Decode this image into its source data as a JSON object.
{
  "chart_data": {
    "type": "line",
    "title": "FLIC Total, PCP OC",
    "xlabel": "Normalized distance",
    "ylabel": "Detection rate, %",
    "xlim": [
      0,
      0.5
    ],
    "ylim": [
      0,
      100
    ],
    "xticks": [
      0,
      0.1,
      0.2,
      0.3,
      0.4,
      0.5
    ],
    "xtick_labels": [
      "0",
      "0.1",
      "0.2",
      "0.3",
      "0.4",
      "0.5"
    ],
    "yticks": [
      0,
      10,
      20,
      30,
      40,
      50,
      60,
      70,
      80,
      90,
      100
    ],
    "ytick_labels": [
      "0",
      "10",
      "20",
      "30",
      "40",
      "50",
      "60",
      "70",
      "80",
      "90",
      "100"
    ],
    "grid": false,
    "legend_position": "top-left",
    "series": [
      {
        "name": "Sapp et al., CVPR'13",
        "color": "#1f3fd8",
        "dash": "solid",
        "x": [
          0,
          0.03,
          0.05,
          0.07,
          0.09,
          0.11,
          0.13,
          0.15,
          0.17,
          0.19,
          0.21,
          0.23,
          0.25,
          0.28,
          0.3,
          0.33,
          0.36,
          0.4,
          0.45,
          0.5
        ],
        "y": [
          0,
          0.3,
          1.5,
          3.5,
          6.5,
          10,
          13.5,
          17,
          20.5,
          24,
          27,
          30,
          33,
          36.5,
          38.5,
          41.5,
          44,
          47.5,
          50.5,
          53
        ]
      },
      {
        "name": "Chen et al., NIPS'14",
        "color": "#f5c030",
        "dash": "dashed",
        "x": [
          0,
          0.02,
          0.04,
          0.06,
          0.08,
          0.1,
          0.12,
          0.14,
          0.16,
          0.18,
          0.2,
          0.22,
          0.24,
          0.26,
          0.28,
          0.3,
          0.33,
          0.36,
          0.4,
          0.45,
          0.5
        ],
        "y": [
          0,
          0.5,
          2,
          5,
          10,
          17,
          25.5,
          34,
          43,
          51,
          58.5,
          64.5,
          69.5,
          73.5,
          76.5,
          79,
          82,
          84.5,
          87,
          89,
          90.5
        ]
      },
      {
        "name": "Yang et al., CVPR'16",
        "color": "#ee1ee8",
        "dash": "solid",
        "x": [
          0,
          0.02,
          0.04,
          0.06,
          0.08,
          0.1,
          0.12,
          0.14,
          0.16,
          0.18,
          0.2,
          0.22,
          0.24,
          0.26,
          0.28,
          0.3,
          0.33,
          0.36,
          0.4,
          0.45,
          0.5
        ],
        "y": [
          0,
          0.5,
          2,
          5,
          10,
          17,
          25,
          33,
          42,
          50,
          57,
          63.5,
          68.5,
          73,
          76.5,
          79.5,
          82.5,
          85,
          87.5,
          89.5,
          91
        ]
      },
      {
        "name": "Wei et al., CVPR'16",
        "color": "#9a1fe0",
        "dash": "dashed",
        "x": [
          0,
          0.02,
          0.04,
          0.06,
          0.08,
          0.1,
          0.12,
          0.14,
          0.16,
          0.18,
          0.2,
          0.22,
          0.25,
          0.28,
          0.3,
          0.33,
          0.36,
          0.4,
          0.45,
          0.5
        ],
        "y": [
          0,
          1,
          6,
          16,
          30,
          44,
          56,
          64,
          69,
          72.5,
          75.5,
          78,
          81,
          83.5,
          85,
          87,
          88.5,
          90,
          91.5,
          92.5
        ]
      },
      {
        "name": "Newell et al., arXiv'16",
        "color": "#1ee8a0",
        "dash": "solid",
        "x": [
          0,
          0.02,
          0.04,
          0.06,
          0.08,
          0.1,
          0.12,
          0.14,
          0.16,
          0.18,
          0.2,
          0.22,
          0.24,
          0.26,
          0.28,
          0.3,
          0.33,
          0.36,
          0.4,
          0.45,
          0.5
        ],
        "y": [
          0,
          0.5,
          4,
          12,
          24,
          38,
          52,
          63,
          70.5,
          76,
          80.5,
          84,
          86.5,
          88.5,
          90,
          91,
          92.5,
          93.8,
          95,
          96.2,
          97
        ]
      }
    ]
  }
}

════════

→ **CHALLENGE**:
Restate the whole listing exactly, leaving out nothing.

→ **TASK RESULT**:
Decode this image into its source data as a JSON object.
{
  "chart_data": {
    "type": "line",
    "title": "FLIC Total, PCP OC",
    "xlabel": "Normalized distance",
    "ylabel": "Detection rate, %",
    "xlim": [
      0,
      0.5
    ],
    "ylim": [
      0,
      100
    ],
    "xticks": [
      0,
      0.1,
      0.2,
      0.3,
      0.4,
      0.5
    ],
    "xtick_labels": [
      "0",
      "0.1",
      "0.2",
      "0.3",
      "0.4",
      "0.5"
    ],
    "yticks": [
      0,
      10,
      20,
      30,
      40,
      50,
      60,
      70,
      80,
      90,
      100
    ],
    "ytick_labels": [
      "0",
      "10",
      "20",
      "30",
      "40",
      "50",
      "60",
      "70",
      "80",
      "90",
      "100"
    ],
    "grid": false,
    "legend_position": "top-left",
    "series": [
      {
        "name": "Sapp et al., CVPR'13",
        "color": "#1f3fd8",
        "dash": "solid",
        "x": [
          0,
          0.03,
          0.05,
          0.07,
          0.09,
          0.11,
          0.13,
          0.15,
          0.17,
          0.19,
          0.21,
          0.23,
          0.25,
          0.28,
          0.3,
          0.33,
          0.36,
          0.4,
          0.45,
          0.5
        ],
        "y": [
          0,
          0.3,
          1.5,
          3.5,
          6.5,
          10,
          13.5,
          17,
          20.5,
          24,
          27,
          30,
          33,
          36.5,
          38.5,
          41.5,
          44,
          47.5,
          50.5,
          53
        ]
      },
      {
        "name": "Chen et al., NIPS'14",
        "color": "#f5c030",
        "dash": "dashed",
        "x": [
          0,
          0.02,
          0.04,
          0.06,
          0.08,
          0.1,
          0.12,
          0.14,
          0.16,
          0.18,
          0.2,
          0.22,
          0.24,
          0.26,
          0.28,
          0.3,
          0.33,
          0.36,
          0.4,
          0.45,
          0.5
        ],
        "y": [
          0,
          0.5,
          2,
          5,
          10,
          17,
          25.5,
          34,
          43,
          51,
          58.5,
          64.5,
          69.5,
          73.5,
          76.5,
          79,
          82,
          84.5,
          87,
          89,
          90.5
        ]
      },
      {
        "name": "Yang et al., CVPR'16",
        "color": "#ee1ee8",
        "dash": "solid",
        "x": [
          0,
          0.02,
          0.04,
          0.06,
          0.08,
          0.1,
          0.12,
          0.14,
          0.16,
          0.18,
          0.2,
          0.22,
          0.24,
          0.26,
          0.28,
          0.3,
          0.33,
          0.36,
          0.4,
          0.45,
          0.5
        ],
        "y": [
          0,
          0.5,
          2,
          5,
          10,
          17,
          25,
          33,
          42,
          50,
          57,
          63.5,
          68.5,
          73,
          76.5,
          79.5,
          82.5,
          85,
          87.5,
          89.5,
          91
        ]
      },
      {
        "name": "Wei et al., CVPR'16",
        "color": "#9a1fe0",
        "dash": "dashed",
        "x": [
          0,
          0.02,
          0.04,
          0.06,
          0.08,
          0.1,
          0.12,
          0.14,
          0.16,
          0.18,
          0.2,
          0.22,
          0.25,
          0.28,
          0.3,
          0.33,
          0.36,
          0.4,
          0.45,
          0.5
        ],
        "y": [
          0,
          1,
          6,
          16,
          30,
          44,
          56,
          64,
          69,
          72.5,
          75.5,
          78,
          81,
          83.5,
          85,
          87,
          88.5,
          90,
          91.5,
          92.5
        ]
      },
      {
        "name": "Newell et al., arXiv'16",
        "color": "#1ee8a0",
        "dash": "solid",
        "x": [
          0,
          0.02,
          0.04,
          0.06,
          0.08,
          0.1,
          0.12,
          0.14,
          0.16,
          0.18,
          0.2,
          0.22,
          0.24,
          0.26,
          0.28,
          0.3,
          0.33,
          0.36,
          0.4,
          0.45,
          0.5
        ],
        "y": [
          0,
          0.5,
          4,
          12,
          24,
          38,
          52,
          63,
          70.5,
          76,
          80.5,
          84,
          86.5,
          88.5,
          90,
          91,
          92.5,
          93.8,
          95,
          96.2,
          97
        ]
      }
    ]
  }
}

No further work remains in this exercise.